_Written request:_
Search the data for the word "Sudanese" and copy every line that contains it.

··· Provided data

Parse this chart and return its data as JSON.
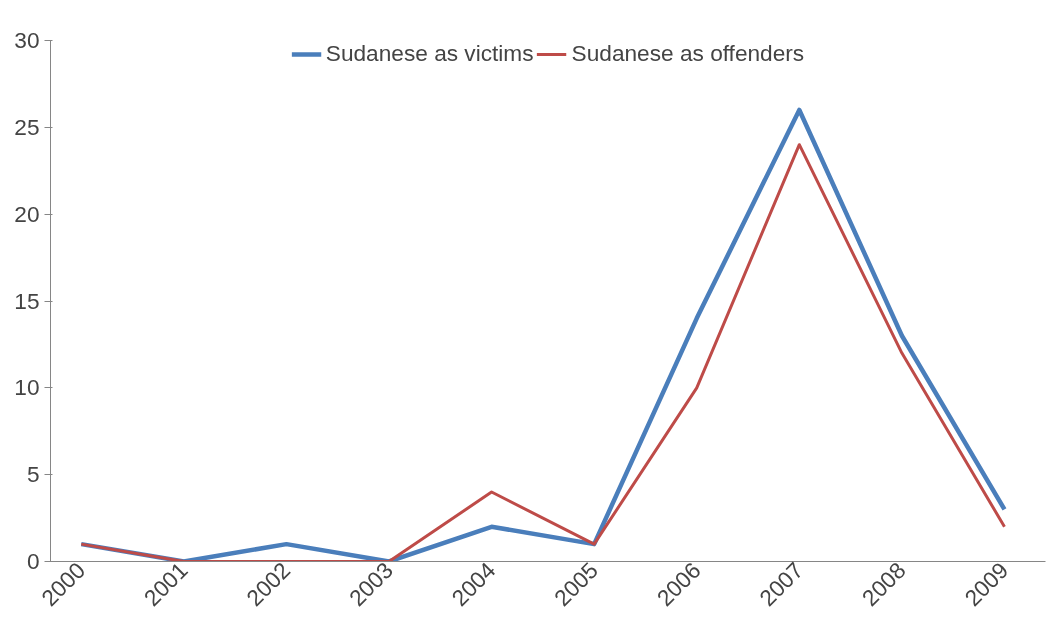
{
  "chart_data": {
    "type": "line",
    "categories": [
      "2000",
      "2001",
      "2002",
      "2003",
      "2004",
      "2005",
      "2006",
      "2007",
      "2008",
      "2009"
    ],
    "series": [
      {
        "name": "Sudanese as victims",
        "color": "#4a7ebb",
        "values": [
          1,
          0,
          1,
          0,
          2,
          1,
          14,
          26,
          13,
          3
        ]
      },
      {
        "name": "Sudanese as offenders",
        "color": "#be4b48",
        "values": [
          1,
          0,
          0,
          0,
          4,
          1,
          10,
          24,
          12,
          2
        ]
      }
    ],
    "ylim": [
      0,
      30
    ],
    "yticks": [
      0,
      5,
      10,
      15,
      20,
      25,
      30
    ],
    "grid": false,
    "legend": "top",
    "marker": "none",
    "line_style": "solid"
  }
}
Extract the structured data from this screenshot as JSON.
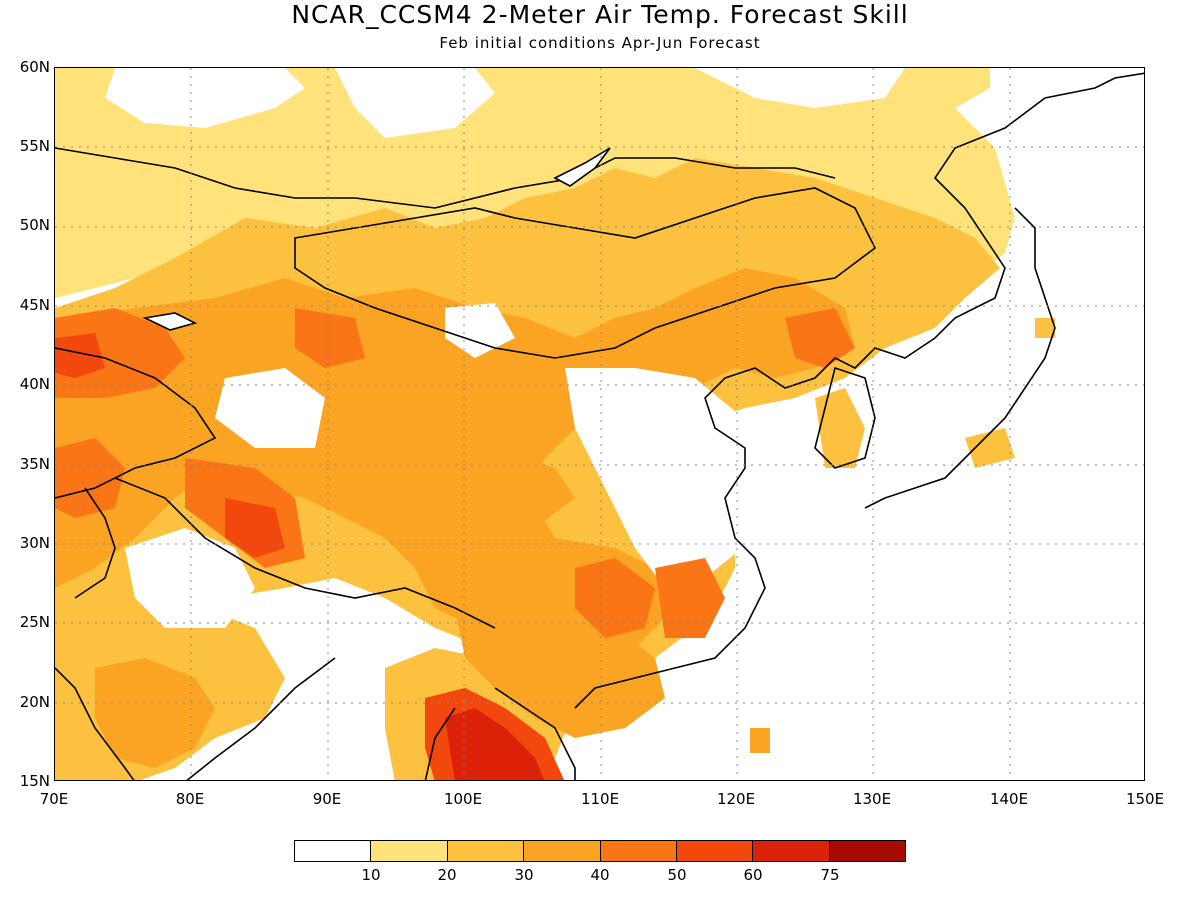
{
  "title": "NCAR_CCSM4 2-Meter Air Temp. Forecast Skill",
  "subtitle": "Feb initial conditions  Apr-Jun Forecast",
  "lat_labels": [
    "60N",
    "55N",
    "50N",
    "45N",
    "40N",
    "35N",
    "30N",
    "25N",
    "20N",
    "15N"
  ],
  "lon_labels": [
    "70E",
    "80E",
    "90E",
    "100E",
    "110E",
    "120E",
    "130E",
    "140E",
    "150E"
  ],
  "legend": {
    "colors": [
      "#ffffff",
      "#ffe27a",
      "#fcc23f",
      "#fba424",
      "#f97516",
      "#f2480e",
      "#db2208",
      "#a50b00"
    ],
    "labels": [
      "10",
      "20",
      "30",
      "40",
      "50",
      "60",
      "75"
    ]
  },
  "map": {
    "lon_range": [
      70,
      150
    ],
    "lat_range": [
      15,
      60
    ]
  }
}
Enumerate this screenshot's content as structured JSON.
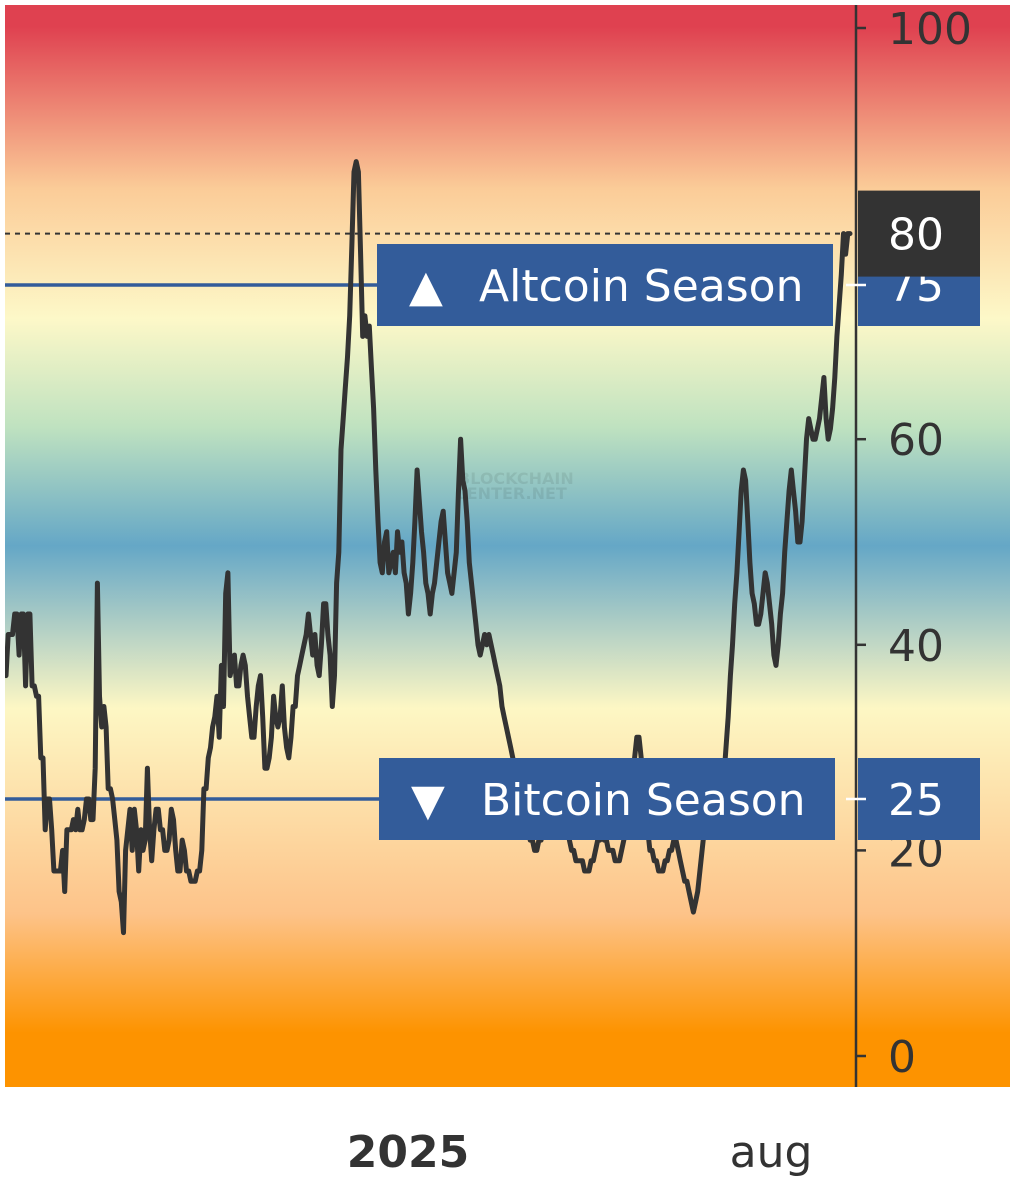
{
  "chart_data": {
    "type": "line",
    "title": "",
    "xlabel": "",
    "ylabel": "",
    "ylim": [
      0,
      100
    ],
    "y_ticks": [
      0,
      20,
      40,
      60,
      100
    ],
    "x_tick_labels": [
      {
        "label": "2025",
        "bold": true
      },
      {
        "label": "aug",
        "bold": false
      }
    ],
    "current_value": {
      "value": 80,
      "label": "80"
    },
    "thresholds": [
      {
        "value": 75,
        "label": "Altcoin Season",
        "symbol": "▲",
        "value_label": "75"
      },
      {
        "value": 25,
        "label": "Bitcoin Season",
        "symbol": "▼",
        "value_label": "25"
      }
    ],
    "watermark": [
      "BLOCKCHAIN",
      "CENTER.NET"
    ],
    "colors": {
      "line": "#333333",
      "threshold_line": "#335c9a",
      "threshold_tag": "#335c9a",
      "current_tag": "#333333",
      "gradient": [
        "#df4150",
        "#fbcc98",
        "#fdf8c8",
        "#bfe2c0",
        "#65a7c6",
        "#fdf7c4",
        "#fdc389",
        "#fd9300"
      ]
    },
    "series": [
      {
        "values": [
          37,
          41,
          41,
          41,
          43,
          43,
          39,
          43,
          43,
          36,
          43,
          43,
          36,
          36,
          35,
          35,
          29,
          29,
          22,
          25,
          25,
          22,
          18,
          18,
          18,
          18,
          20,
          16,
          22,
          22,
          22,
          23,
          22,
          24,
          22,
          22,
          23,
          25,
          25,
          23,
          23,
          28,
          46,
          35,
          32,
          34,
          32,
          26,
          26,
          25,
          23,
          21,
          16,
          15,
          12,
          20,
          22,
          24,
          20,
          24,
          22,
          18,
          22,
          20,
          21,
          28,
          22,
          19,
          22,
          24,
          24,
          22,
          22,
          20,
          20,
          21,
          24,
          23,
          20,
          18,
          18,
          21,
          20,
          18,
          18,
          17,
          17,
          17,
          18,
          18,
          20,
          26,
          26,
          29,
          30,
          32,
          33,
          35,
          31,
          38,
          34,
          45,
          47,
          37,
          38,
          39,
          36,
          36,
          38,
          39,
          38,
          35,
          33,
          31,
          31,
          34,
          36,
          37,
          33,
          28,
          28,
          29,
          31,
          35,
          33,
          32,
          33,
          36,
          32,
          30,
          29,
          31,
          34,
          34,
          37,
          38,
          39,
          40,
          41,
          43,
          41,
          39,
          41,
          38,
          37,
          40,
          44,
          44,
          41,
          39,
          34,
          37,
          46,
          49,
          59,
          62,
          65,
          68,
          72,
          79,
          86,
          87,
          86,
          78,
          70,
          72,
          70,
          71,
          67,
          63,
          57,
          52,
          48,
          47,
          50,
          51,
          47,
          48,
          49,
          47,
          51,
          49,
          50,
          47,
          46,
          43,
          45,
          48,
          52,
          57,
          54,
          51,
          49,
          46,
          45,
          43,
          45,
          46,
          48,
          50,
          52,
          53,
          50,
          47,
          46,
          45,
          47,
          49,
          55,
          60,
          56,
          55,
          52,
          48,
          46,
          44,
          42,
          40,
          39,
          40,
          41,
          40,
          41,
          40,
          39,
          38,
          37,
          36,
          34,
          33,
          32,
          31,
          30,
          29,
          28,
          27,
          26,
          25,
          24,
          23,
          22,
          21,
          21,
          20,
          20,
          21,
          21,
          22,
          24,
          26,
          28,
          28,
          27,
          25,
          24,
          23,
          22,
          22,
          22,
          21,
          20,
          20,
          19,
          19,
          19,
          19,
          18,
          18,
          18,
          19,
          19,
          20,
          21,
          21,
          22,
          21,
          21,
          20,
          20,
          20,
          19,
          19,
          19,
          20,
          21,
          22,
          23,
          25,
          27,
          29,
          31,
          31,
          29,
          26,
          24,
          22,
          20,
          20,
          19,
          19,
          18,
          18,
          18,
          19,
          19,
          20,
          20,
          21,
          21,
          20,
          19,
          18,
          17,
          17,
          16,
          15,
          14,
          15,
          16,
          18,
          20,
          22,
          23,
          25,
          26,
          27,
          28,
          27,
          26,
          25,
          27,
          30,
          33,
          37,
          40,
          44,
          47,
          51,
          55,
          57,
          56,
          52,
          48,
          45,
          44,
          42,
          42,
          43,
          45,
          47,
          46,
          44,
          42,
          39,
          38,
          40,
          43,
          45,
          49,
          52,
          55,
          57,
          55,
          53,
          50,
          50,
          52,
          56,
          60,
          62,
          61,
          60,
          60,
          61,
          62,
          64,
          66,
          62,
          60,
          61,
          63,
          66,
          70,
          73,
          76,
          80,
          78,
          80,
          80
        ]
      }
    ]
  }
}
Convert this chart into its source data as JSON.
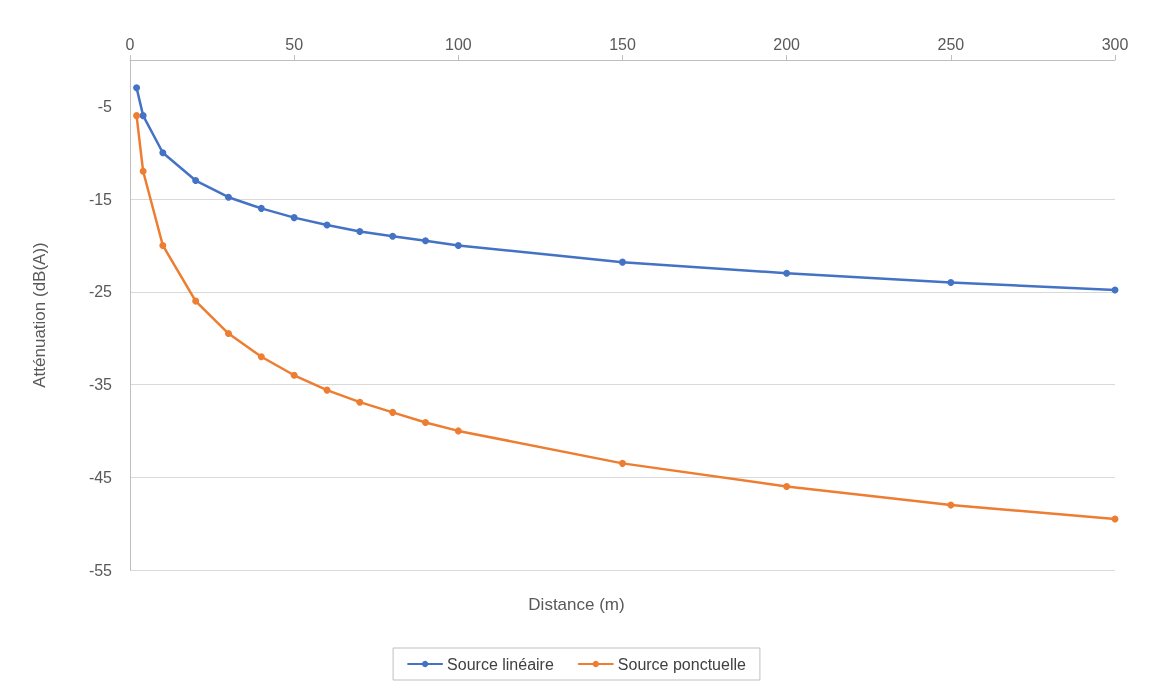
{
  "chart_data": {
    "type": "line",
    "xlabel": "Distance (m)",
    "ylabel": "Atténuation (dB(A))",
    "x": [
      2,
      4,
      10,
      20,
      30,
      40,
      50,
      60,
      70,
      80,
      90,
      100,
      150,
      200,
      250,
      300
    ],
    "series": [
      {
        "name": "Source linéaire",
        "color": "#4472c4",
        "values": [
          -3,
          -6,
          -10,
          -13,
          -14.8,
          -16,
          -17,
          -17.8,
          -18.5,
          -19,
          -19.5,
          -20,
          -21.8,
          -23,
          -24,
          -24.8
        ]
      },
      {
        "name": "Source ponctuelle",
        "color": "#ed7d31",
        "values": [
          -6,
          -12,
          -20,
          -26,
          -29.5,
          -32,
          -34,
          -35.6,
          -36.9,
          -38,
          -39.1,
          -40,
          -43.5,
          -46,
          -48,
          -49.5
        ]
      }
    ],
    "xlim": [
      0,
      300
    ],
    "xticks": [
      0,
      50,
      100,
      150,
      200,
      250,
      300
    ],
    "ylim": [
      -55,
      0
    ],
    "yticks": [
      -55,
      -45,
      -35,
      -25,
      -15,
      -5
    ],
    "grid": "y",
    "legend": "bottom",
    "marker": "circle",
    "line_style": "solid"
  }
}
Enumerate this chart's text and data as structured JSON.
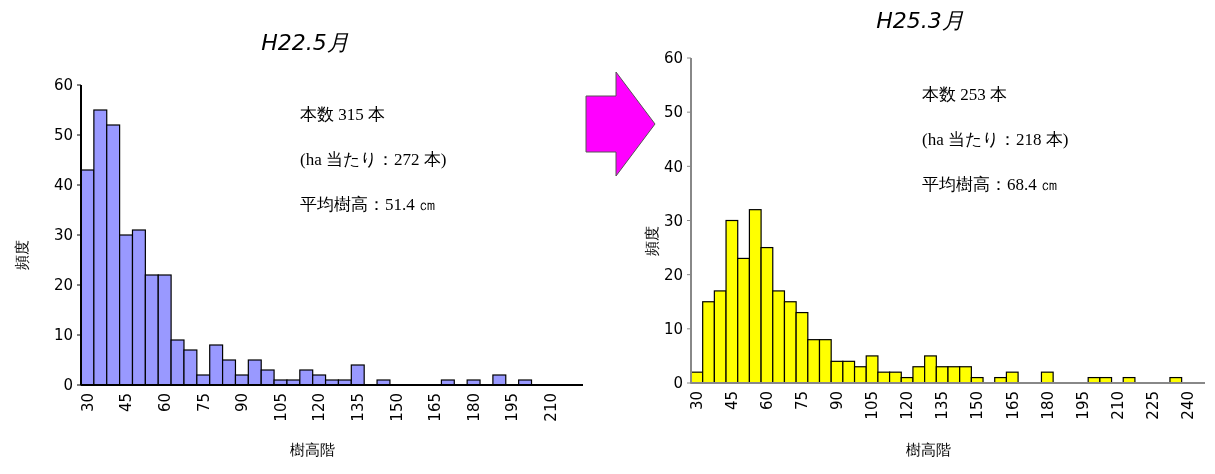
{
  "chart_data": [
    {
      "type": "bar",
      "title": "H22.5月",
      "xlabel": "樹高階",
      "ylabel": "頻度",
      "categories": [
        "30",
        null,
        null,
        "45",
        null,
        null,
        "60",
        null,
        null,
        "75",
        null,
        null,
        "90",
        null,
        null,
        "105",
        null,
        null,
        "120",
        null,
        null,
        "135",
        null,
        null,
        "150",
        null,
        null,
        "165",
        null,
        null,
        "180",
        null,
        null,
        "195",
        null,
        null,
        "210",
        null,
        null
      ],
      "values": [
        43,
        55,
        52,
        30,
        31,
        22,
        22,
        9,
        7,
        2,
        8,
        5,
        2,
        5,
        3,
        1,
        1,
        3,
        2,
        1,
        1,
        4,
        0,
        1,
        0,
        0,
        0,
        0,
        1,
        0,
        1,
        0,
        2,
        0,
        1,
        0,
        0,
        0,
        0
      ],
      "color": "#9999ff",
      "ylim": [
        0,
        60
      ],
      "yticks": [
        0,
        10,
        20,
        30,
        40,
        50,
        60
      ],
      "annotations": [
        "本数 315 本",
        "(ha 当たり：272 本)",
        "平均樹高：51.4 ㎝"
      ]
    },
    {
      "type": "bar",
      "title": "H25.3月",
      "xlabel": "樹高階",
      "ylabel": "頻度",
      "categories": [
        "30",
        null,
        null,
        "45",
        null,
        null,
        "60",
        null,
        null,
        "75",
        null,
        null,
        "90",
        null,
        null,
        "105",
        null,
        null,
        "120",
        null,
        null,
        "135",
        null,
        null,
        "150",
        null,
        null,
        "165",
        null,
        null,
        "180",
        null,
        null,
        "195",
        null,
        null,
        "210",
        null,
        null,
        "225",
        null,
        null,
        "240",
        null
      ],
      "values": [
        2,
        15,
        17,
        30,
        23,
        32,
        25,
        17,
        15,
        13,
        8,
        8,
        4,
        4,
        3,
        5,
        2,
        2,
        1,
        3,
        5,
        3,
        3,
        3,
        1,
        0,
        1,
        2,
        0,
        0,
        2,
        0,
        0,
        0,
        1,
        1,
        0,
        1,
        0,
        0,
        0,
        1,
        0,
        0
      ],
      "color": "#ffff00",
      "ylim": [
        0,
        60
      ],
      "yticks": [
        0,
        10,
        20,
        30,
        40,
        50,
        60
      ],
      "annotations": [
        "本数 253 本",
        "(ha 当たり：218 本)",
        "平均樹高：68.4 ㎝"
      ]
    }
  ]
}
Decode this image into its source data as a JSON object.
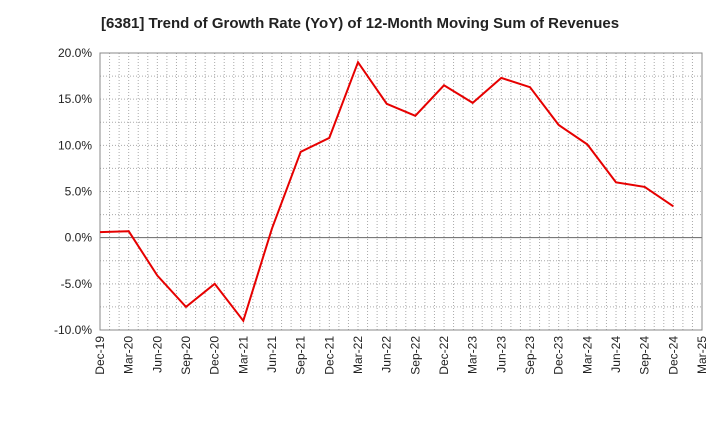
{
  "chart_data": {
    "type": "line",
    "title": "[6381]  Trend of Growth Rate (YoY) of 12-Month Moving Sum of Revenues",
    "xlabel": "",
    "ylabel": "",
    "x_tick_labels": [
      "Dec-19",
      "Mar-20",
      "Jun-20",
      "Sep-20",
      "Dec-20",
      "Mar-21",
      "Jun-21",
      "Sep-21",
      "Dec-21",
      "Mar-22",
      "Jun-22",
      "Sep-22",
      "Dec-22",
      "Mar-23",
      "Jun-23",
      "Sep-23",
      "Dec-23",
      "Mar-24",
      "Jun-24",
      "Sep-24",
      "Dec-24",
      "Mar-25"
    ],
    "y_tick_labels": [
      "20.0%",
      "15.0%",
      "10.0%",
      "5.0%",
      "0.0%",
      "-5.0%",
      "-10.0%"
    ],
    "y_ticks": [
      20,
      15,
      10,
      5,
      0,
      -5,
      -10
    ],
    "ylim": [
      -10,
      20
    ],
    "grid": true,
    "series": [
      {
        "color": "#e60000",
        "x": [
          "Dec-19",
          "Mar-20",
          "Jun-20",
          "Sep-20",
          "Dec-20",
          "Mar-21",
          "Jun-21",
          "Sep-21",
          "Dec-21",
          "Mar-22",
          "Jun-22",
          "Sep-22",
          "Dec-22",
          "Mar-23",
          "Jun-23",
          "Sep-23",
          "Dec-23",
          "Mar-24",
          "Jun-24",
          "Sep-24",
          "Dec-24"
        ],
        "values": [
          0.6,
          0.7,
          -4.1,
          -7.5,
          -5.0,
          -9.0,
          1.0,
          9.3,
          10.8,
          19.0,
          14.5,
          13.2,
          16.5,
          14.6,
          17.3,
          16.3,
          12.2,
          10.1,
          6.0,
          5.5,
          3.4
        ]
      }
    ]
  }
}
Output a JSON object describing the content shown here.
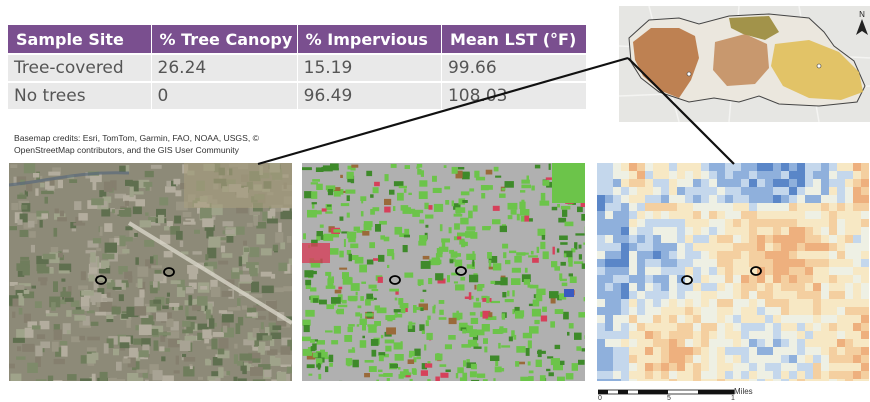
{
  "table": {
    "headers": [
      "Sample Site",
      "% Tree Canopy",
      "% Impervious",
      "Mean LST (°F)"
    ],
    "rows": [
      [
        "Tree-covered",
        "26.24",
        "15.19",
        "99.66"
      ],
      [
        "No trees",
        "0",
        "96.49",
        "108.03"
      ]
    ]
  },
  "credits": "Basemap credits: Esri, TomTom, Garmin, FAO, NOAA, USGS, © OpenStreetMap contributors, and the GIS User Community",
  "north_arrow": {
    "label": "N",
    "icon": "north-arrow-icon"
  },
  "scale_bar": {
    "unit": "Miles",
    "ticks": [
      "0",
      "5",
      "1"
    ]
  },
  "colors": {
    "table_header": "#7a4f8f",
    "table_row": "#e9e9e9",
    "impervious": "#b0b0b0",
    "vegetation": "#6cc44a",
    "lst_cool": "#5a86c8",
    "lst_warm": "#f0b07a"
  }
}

······

_Problem solution:_
        "name": "Sudanese as victims",
        "name": "Sudanese as offenders",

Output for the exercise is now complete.